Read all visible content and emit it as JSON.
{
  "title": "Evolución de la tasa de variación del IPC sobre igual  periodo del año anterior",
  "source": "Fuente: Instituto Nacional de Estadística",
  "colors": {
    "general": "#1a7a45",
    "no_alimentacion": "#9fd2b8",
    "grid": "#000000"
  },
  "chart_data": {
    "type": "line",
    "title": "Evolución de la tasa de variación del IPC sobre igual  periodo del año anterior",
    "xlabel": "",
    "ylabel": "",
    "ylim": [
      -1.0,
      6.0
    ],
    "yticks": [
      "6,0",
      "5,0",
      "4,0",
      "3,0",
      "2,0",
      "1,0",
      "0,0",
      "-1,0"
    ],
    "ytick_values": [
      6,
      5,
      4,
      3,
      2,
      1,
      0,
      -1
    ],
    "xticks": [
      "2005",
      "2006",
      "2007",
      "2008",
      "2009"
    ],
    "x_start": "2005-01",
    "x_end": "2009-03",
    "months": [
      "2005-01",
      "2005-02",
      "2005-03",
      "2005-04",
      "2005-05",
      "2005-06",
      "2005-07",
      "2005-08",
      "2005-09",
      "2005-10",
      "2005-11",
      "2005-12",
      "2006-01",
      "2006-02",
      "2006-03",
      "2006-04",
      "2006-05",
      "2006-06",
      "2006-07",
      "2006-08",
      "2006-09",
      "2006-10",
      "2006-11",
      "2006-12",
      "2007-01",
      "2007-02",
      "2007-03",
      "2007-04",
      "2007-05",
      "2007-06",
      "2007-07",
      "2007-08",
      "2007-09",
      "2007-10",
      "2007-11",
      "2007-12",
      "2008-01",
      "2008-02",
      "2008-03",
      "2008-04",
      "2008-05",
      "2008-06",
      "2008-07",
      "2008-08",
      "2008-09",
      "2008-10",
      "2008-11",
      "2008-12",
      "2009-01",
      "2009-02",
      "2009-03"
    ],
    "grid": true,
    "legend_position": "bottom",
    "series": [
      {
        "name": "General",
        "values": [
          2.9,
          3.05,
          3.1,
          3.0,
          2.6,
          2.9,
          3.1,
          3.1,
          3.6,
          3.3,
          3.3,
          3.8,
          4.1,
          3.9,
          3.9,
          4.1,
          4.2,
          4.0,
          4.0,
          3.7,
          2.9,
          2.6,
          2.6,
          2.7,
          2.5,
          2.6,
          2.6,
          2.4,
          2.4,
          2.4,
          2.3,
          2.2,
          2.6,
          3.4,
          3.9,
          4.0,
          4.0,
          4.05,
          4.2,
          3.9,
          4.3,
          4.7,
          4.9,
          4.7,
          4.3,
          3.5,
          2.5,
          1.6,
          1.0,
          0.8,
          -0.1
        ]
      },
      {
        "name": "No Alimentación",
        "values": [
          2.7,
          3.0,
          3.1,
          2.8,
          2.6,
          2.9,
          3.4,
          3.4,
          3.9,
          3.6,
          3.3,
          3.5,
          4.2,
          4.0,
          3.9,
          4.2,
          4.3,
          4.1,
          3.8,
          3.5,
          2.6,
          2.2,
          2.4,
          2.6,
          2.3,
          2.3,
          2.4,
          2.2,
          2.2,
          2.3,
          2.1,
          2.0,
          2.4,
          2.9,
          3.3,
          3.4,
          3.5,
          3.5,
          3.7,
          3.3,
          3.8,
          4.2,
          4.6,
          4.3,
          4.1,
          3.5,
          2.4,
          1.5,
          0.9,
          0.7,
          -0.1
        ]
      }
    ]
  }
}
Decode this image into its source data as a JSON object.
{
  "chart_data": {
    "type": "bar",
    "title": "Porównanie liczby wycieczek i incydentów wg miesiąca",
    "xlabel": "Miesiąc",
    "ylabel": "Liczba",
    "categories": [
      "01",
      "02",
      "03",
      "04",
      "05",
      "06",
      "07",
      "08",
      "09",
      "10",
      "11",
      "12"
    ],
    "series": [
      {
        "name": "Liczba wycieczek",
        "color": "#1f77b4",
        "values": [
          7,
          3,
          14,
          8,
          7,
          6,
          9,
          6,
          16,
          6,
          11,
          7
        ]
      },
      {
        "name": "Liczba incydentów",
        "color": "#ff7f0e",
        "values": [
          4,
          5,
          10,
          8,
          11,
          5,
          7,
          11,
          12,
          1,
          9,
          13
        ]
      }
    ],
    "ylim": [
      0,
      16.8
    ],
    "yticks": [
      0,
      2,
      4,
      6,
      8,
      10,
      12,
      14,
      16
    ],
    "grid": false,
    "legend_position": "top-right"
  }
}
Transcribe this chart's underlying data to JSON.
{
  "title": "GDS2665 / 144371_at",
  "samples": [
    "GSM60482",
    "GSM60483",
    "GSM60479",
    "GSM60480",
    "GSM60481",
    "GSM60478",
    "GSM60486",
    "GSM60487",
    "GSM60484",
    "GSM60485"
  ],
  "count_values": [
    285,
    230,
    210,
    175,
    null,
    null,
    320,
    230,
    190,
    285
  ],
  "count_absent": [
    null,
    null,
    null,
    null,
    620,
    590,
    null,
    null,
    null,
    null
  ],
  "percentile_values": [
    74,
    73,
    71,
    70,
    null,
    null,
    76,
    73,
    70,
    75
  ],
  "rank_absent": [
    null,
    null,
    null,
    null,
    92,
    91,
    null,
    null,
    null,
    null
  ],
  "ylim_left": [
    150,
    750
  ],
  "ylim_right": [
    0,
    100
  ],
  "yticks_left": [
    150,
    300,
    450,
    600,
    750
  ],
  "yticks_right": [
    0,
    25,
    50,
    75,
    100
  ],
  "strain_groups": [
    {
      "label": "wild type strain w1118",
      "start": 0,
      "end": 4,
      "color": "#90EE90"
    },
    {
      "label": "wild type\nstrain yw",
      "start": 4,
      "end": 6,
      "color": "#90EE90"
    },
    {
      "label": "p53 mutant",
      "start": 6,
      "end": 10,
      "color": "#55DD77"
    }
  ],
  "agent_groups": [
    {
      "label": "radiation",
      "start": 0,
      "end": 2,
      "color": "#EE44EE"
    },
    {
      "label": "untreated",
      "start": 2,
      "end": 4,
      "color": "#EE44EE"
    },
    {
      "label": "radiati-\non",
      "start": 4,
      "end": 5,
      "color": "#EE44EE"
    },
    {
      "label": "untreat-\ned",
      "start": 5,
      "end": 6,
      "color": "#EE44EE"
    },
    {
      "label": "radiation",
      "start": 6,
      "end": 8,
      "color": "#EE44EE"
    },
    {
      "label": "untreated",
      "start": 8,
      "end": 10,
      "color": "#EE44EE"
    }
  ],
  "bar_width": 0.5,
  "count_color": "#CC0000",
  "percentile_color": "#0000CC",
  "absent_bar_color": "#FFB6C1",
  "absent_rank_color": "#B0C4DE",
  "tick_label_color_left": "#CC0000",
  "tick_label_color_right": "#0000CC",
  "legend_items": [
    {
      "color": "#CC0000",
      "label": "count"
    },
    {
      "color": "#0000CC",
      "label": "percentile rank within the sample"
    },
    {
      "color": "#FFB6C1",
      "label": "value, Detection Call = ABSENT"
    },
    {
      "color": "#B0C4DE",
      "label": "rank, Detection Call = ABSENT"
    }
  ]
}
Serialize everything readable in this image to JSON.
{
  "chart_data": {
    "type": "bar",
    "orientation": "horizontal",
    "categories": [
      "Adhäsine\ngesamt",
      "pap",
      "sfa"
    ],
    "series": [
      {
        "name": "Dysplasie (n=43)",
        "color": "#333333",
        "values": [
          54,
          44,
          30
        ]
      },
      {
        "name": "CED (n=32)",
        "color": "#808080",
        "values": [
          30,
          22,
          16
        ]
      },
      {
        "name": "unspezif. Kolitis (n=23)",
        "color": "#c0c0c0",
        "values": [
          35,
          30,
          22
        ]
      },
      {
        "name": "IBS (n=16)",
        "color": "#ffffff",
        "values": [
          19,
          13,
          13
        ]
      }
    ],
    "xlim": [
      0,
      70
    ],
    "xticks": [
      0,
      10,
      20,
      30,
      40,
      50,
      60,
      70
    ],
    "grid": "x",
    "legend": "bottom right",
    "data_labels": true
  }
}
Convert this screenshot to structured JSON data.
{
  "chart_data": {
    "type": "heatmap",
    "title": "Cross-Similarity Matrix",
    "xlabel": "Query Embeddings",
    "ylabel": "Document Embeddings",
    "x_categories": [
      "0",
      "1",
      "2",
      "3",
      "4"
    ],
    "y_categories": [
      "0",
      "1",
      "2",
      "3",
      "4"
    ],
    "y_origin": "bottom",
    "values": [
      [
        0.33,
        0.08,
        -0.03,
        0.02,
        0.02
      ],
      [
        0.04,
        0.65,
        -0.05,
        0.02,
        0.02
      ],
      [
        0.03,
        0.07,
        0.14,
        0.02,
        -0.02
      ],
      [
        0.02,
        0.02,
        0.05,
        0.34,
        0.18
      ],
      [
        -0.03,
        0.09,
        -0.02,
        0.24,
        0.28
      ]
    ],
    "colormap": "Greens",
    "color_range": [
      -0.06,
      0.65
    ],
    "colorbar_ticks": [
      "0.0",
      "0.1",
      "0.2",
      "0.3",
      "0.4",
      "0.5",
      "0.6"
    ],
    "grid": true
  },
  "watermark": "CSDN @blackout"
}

▶ **REQUIRED TASK**
Single out each line of the records above with the string "ylabel" in it, and copy it.

▶ **FINAL ANSWER**
    "ylabel": "",
    "ylabel": "Liczba",
    "ylabel": "Document Embeddings",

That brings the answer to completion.